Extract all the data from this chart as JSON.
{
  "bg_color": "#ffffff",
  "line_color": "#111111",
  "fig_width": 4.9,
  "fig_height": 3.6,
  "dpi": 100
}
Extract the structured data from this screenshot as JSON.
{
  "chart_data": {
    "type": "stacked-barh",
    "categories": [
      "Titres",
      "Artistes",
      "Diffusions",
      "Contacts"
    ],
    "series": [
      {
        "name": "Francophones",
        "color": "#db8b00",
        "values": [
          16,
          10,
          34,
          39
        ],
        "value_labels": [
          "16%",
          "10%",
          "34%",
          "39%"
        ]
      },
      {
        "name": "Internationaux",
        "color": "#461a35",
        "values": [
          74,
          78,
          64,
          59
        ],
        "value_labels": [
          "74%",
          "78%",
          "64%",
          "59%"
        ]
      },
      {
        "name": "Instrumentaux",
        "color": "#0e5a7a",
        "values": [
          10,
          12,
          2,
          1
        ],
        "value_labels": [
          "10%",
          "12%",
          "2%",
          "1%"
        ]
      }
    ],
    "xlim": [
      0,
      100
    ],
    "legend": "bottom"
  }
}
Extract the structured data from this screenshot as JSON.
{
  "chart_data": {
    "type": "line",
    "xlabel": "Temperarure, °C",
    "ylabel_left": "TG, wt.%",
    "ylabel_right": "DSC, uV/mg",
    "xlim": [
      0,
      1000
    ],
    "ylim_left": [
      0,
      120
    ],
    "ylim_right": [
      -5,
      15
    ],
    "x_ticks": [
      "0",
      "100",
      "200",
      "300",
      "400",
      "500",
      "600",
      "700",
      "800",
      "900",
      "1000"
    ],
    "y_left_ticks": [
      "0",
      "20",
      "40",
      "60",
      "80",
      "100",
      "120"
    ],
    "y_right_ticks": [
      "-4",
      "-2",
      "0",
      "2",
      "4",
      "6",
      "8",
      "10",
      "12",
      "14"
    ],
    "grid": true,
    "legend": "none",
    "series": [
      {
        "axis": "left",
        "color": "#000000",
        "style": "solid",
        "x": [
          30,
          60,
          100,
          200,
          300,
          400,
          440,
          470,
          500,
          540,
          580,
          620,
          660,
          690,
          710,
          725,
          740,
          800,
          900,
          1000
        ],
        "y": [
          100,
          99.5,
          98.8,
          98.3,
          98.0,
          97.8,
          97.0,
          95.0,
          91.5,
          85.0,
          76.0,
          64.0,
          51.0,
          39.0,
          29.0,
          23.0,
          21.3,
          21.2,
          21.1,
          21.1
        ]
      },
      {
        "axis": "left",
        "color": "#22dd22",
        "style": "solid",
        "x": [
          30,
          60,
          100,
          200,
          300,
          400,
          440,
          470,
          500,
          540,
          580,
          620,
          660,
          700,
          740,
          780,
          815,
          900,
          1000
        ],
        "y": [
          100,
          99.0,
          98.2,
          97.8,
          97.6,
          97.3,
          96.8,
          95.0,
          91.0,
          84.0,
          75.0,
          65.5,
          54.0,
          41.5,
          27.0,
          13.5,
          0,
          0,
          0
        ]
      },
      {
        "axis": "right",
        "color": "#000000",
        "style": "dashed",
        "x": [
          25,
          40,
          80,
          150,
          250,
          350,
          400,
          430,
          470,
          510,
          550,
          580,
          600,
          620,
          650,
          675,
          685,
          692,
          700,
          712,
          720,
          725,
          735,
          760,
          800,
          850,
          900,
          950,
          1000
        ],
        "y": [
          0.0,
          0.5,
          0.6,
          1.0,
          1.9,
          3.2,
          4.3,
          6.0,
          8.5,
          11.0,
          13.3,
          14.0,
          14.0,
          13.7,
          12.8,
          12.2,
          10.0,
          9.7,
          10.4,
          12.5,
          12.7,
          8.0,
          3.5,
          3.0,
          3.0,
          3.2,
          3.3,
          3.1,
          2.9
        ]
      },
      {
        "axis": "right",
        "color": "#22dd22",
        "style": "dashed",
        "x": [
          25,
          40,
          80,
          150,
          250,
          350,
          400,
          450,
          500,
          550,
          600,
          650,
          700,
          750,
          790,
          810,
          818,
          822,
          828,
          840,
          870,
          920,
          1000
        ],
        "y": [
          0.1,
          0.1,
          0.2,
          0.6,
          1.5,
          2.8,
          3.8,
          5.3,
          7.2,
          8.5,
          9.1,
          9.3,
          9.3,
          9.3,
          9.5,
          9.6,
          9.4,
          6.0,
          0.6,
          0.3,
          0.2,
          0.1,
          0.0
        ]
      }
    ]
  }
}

────────────────

### Aim
Retype all the material above precisely, with no line left out.

### Result of this task
Extract all the data from this chart as JSON.
{
  "bg_color": "#ffffff",
  "line_color": "#111111",
  "fig_width": 4.9,
  "fig_height": 3.6,
  "dpi": 100
}
Extract the structured data from this screenshot as JSON.
{
  "chart_data": {
    "type": "stacked-barh",
    "categories": [
      "Titres",
      "Artistes",
      "Diffusions",
      "Contacts"
    ],
    "series": [
      {
        "name": "Francophones",
        "color": "#db8b00",
        "values": [
          16,
          10,
          34,
          39
        ],
        "value_labels": [
          "16%",
          "10%",
          "34%",
          "39%"
        ]
      },
      {
        "name": "Internationaux",
        "color": "#461a35",
        "values": [
          74,
          78,
          64,
          59
        ],
        "value_labels": [
          "74%",
          "78%",
          "64%",
          "59%"
        ]
      },
      {
        "name": "Instrumentaux",
        "color": "#0e5a7a",
        "values": [
          10,
          12,
          2,
          1
        ],
        "value_labels": [
          "10%",
          "12%",
          "2%",
          "1%"
        ]
      }
    ],
    "xlim": [
      0,
      100
    ],
    "legend": "bottom"
  }
}
Extract the structured data from this screenshot as JSON.
{
  "chart_data": {
    "type": "line",
    "xlabel": "Temperarure, °C",
    "ylabel_left": "TG, wt.%",
    "ylabel_right": "DSC, uV/mg",
    "xlim": [
      0,
      1000
    ],
    "ylim_left": [
      0,
      120
    ],
    "ylim_right": [
      -5,
      15
    ],
    "x_ticks": [
      "0",
      "100",
      "200",
      "300",
      "400",
      "500",
      "600",
      "700",
      "800",
      "900",
      "1000"
    ],
    "y_left_ticks": [
      "0",
      "20",
      "40",
      "60",
      "80",
      "100",
      "120"
    ],
    "y_right_ticks": [
      "-4",
      "-2",
      "0",
      "2",
      "4",
      "6",
      "8",
      "10",
      "12",
      "14"
    ],
    "grid": true,
    "legend": "none",
    "series": [
      {
        "axis": "left",
        "color": "#000000",
        "style": "solid",
        "x": [
          30,
          60,
          100,
          200,
          300,
          400,
          440,
          470,
          500,
          540,
          580,
          620,
          660,
          690,
          710,
          725,
          740,
          800,
          900,
          1000
        ],
        "y": [
          100,
          99.5,
          98.8,
          98.3,
          98.0,
          97.8,
          97.0,
          95.0,
          91.5,
          85.0,
          76.0,
          64.0,
          51.0,
          39.0,
          29.0,
          23.0,
          21.3,
          21.2,
          21.1,
          21.1
        ]
      },
      {
        "axis": "left",
        "color": "#22dd22",
        "style": "solid",
        "x": [
          30,
          60,
          100,
          200,
          300,
          400,
          440,
          470,
          500,
          540,
          580,
          620,
          660,
          700,
          740,
          780,
          815,
          900,
          1000
        ],
        "y": [
          100,
          99.0,
          98.2,
          97.8,
          97.6,
          97.3,
          96.8,
          95.0,
          91.0,
          84.0,
          75.0,
          65.5,
          54.0,
          41.5,
          27.0,
          13.5,
          0,
          0,
          0
        ]
      },
      {
        "axis": "right",
        "color": "#000000",
        "style": "dashed",
        "x": [
          25,
          40,
          80,
          150,
          250,
          350,
          400,
          430,
          470,
          510,
          550,
          580,
          600,
          620,
          650,
          675,
          685,
          692,
          700,
          712,
          720,
          725,
          735,
          760,
          800,
          850,
          900,
          950,
          1000
        ],
        "y": [
          0.0,
          0.5,
          0.6,
          1.0,
          1.9,
          3.2,
          4.3,
          6.0,
          8.5,
          11.0,
          13.3,
          14.0,
          14.0,
          13.7,
          12.8,
          12.2,
          10.0,
          9.7,
          10.4,
          12.5,
          12.7,
          8.0,
          3.5,
          3.0,
          3.0,
          3.2,
          3.3,
          3.1,
          2.9
        ]
      },
      {
        "axis": "right",
        "color": "#22dd22",
        "style": "dashed",
        "x": [
          25,
          40,
          80,
          150,
          250,
          350,
          400,
          450,
          500,
          550,
          600,
          650,
          700,
          750,
          790,
          810,
          818,
          822,
          828,
          840,
          870,
          920,
          1000
        ],
        "y": [
          0.1,
          0.1,
          0.2,
          0.6,
          1.5,
          2.8,
          3.8,
          5.3,
          7.2,
          8.5,
          9.1,
          9.3,
          9.3,
          9.3,
          9.5,
          9.6,
          9.4,
          6.0,
          0.6,
          0.3,
          0.2,
          0.1,
          0.0
        ]
      }
    ]
  }
}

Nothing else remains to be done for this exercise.